-- Description of the task --
Reproduce the data below with each "Householder Age" replaced by "Age of Householder", keeping everything else the same.

[Stored data]
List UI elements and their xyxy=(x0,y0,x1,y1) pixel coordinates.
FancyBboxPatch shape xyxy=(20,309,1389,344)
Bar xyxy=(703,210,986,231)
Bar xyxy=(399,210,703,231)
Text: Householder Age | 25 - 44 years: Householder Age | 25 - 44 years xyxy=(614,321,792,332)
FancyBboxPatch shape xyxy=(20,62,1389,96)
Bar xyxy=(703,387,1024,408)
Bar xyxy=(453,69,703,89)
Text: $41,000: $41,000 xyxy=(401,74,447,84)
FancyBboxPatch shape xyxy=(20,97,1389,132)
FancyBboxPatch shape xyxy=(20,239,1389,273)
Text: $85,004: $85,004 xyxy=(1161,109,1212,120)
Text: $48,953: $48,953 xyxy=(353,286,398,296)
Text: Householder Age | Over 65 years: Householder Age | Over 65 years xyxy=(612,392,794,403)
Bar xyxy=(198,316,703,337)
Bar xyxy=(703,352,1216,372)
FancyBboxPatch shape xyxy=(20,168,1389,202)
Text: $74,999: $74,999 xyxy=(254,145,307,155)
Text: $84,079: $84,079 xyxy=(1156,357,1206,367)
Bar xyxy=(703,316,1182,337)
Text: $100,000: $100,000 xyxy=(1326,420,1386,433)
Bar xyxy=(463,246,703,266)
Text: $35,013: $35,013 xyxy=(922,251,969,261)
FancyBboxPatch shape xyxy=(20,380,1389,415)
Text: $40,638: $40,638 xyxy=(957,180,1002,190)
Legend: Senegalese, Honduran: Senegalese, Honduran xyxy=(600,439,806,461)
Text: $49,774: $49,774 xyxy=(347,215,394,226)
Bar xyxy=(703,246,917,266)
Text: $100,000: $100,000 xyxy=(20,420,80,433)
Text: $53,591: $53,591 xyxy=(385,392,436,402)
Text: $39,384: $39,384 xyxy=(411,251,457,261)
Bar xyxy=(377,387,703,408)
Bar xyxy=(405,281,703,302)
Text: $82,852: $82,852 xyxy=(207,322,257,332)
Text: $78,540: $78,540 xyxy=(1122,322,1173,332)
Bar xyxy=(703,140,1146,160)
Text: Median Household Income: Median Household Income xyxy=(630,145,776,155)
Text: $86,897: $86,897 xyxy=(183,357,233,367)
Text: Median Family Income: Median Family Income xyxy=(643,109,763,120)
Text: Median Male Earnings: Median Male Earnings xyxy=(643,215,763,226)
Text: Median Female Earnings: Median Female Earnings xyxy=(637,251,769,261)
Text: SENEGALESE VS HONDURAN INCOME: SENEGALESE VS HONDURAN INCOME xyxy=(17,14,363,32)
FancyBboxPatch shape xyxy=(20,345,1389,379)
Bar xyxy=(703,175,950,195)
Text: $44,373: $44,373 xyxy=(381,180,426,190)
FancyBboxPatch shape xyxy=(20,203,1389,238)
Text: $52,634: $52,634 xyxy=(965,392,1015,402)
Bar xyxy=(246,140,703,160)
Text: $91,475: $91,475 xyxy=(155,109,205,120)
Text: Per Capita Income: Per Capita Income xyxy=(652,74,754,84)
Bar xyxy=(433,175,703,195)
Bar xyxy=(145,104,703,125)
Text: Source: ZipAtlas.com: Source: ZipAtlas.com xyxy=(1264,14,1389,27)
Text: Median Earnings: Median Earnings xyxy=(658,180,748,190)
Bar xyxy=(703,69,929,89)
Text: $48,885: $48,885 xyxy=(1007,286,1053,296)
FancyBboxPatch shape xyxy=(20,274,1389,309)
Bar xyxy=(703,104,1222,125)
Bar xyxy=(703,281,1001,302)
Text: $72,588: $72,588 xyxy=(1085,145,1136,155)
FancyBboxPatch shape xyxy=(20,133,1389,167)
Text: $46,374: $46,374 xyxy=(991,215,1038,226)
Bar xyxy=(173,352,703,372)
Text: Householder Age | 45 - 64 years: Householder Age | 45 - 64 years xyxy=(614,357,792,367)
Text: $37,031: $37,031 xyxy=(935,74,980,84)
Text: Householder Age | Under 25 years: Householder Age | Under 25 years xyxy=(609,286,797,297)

-- Output below --
List UI elements and their xyxy=(x0,y0,x1,y1) pixel coordinates.
FancyBboxPatch shape xyxy=(20,309,1389,344)
Bar xyxy=(703,210,986,231)
Bar xyxy=(399,210,703,231)
Text: Age of Householder | 25 - 44 years: Age of Householder | 25 - 44 years xyxy=(614,321,792,332)
FancyBboxPatch shape xyxy=(20,62,1389,96)
Bar xyxy=(703,387,1024,408)
Bar xyxy=(453,69,703,89)
Text: $41,000: $41,000 xyxy=(401,74,447,84)
FancyBboxPatch shape xyxy=(20,97,1389,132)
FancyBboxPatch shape xyxy=(20,239,1389,273)
Text: $85,004: $85,004 xyxy=(1161,109,1212,120)
Text: $48,953: $48,953 xyxy=(353,286,398,296)
Text: Age of Householder | Over 65 years: Age of Householder | Over 65 years xyxy=(612,392,794,403)
Bar xyxy=(198,316,703,337)
Bar xyxy=(703,352,1216,372)
FancyBboxPatch shape xyxy=(20,168,1389,202)
Text: $74,999: $74,999 xyxy=(254,145,307,155)
Text: $84,079: $84,079 xyxy=(1156,357,1206,367)
Bar xyxy=(703,316,1182,337)
Text: $100,000: $100,000 xyxy=(1326,420,1386,433)
Bar xyxy=(463,246,703,266)
Text: $35,013: $35,013 xyxy=(922,251,969,261)
FancyBboxPatch shape xyxy=(20,380,1389,415)
Text: $40,638: $40,638 xyxy=(957,180,1002,190)
Legend: Senegalese, Honduran: Senegalese, Honduran xyxy=(600,439,806,461)
Text: $49,774: $49,774 xyxy=(347,215,394,226)
Bar xyxy=(703,246,917,266)
Text: $100,000: $100,000 xyxy=(20,420,80,433)
Text: $53,591: $53,591 xyxy=(385,392,436,402)
Text: $39,384: $39,384 xyxy=(411,251,457,261)
Bar xyxy=(377,387,703,408)
Bar xyxy=(405,281,703,302)
Text: $82,852: $82,852 xyxy=(207,322,257,332)
Text: $78,540: $78,540 xyxy=(1122,322,1173,332)
Bar xyxy=(703,140,1146,160)
Text: Median Household Income: Median Household Income xyxy=(630,145,776,155)
Text: $86,897: $86,897 xyxy=(183,357,233,367)
Text: Median Family Income: Median Family Income xyxy=(643,109,763,120)
Text: Median Male Earnings: Median Male Earnings xyxy=(643,215,763,226)
Text: Median Female Earnings: Median Female Earnings xyxy=(637,251,769,261)
Text: SENEGALESE VS HONDURAN INCOME: SENEGALESE VS HONDURAN INCOME xyxy=(17,14,363,32)
FancyBboxPatch shape xyxy=(20,345,1389,379)
Bar xyxy=(703,175,950,195)
Text: $44,373: $44,373 xyxy=(381,180,426,190)
FancyBboxPatch shape xyxy=(20,203,1389,238)
Text: $52,634: $52,634 xyxy=(965,392,1015,402)
Bar xyxy=(246,140,703,160)
Text: $91,475: $91,475 xyxy=(155,109,205,120)
Text: Per Capita Income: Per Capita Income xyxy=(652,74,754,84)
Bar xyxy=(433,175,703,195)
Bar xyxy=(145,104,703,125)
Text: Source: ZipAtlas.com: Source: ZipAtlas.com xyxy=(1264,14,1389,27)
Text: Median Earnings: Median Earnings xyxy=(658,180,748,190)
Bar xyxy=(703,69,929,89)
Text: $48,885: $48,885 xyxy=(1007,286,1053,296)
FancyBboxPatch shape xyxy=(20,274,1389,309)
Bar xyxy=(703,104,1222,125)
Bar xyxy=(703,281,1001,302)
Text: $72,588: $72,588 xyxy=(1085,145,1136,155)
FancyBboxPatch shape xyxy=(20,133,1389,167)
Text: $46,374: $46,374 xyxy=(991,215,1038,226)
Bar xyxy=(173,352,703,372)
Text: Age of Householder | 45 - 64 years: Age of Householder | 45 - 64 years xyxy=(614,357,792,367)
Text: $37,031: $37,031 xyxy=(935,74,980,84)
Text: Age of Householder | Under 25 years: Age of Householder | Under 25 years xyxy=(609,286,797,297)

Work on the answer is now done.